**MATERIAL SUPPLIED:**

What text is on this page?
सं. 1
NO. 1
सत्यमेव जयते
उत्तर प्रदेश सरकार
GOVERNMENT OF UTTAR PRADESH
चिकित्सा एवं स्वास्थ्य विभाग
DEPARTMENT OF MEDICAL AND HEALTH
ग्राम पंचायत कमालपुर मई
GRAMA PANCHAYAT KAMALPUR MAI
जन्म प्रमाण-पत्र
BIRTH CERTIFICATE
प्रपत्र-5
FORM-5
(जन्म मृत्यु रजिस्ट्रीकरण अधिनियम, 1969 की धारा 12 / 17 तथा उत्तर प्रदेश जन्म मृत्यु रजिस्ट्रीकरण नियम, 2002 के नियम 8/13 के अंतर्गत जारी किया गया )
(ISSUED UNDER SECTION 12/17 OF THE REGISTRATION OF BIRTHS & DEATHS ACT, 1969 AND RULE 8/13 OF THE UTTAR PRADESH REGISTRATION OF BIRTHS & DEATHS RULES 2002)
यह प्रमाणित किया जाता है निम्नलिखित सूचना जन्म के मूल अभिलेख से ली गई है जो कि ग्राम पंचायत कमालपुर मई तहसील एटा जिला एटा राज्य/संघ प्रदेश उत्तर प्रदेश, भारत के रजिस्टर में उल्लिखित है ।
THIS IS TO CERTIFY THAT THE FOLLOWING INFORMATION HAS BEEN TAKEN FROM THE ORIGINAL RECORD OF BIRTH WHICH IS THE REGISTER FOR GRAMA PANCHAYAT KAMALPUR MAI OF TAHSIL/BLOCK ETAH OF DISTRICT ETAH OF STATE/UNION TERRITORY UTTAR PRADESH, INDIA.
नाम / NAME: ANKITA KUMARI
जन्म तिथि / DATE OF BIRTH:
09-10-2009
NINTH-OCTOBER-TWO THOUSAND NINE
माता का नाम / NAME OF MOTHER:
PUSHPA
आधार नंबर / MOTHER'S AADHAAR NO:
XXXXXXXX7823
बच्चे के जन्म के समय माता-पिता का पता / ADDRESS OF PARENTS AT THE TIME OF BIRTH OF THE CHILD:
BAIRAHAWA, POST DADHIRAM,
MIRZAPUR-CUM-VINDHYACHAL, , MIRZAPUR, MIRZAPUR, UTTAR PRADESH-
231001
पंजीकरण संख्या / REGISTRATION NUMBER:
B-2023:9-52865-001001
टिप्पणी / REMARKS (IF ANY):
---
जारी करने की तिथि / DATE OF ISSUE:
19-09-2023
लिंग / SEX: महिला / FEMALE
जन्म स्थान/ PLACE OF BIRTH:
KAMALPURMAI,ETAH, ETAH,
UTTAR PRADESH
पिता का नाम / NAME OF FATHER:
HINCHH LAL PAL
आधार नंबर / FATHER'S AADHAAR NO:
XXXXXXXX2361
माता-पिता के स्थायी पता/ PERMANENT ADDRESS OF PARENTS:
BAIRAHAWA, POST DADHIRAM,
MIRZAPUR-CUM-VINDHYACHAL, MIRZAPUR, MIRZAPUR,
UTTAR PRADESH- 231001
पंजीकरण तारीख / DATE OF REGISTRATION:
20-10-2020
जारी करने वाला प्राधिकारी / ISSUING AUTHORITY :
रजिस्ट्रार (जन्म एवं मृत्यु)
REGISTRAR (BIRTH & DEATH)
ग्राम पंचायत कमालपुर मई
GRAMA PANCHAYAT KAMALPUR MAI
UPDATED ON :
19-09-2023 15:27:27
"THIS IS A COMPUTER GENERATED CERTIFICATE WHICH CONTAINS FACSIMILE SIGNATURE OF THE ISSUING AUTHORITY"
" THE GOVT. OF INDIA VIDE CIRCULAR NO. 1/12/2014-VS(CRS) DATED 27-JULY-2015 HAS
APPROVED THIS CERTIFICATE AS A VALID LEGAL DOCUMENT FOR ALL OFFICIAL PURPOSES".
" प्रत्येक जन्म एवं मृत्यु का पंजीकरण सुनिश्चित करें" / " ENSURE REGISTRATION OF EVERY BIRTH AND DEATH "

**TASK TO CARRY OUT:** Scan the listing above and copy all lines containing the word "MIRZAPUR".

**FULL SOLUTION:**
MIRZAPUR-CUM-VINDHYACHAL, , MIRZAPUR, MIRZAPUR, UTTAR PRADESH-
MIRZAPUR-CUM-VINDHYACHAL, MIRZAPUR, MIRZAPUR,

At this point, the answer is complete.